> Data for the task
★ ★ ★ ★

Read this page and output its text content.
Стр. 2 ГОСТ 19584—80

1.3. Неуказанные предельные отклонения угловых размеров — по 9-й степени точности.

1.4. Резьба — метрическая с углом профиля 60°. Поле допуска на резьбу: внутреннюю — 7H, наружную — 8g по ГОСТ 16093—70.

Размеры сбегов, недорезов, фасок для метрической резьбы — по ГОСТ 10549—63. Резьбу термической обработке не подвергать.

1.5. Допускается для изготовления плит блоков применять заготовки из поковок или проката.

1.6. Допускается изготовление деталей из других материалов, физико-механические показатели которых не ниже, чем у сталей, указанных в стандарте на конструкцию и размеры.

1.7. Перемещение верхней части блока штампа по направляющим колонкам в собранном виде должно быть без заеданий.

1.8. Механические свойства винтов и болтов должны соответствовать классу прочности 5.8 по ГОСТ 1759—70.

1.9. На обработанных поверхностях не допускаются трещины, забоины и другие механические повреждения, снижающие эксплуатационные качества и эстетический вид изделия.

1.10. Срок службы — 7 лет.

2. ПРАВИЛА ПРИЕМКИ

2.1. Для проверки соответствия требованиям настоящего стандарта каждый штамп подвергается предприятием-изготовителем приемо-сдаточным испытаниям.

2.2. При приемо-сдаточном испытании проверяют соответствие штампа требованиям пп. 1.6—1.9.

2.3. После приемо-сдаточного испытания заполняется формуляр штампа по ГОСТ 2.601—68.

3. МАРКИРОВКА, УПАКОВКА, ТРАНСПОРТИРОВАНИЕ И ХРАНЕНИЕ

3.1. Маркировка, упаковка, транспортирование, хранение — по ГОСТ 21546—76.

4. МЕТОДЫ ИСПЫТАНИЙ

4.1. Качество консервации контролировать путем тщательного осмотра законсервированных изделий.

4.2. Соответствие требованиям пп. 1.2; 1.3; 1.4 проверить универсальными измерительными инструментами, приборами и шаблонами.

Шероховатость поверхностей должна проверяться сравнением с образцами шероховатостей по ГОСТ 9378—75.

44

★ ★ ★ ★

> What to do
Please quote the records above exactly, without skipping a line.

> The result
Read this page and output its text content.
Стр. 2 ГОСТ 19584—80

1.3. Неуказанные предельные отклонения угловых размеров — по 9-й степени точности.

1.4. Резьба — метрическая с углом профиля 60°. Поле допуска на резьбу: внутреннюю — 7H, наружную — 8g по ГОСТ 16093—70.

Размеры сбегов, недорезов, фасок для метрической резьбы — по ГОСТ 10549—63. Резьбу термической обработке не подвергать.

1.5. Допускается для изготовления плит блоков применять заготовки из поковок или проката.

1.6. Допускается изготовление деталей из других материалов, физико-механические показатели которых не ниже, чем у сталей, указанных в стандарте на конструкцию и размеры.

1.7. Перемещение верхней части блока штампа по направляющим колонкам в собранном виде должно быть без заеданий.

1.8. Механические свойства винтов и болтов должны соответствовать классу прочности 5.8 по ГОСТ 1759—70.

1.9. На обработанных поверхностях не допускаются трещины, забоины и другие механические повреждения, снижающие эксплуатационные качества и эстетический вид изделия.

1.10. Срок службы — 7 лет.

2. ПРАВИЛА ПРИЕМКИ

2.1. Для проверки соответствия требованиям настоящего стандарта каждый штамп подвергается предприятием-изготовителем приемо-сдаточным испытаниям.

2.2. При приемо-сдаточном испытании проверяют соответствие штампа требованиям пп. 1.6—1.9.

2.3. После приемо-сдаточного испытания заполняется формуляр штампа по ГОСТ 2.601—68.

3. МАРКИРОВКА, УПАКОВКА, ТРАНСПОРТИРОВАНИЕ И ХРАНЕНИЕ

3.1. Маркировка, упаковка, транспортирование, хранение — по ГОСТ 21546—76.

4. МЕТОДЫ ИСПЫТАНИЙ

4.1. Качество консервации контролировать путем тщательного осмотра законсервированных изделий.

4.2. Соответствие требованиям пп. 1.2; 1.3; 1.4 проверить универсальными измерительными инструментами, приборами и шаблонами.

Шероховатость поверхностей должна проверяться сравнением с образцами шероховатостей по ГОСТ 9378—75.

44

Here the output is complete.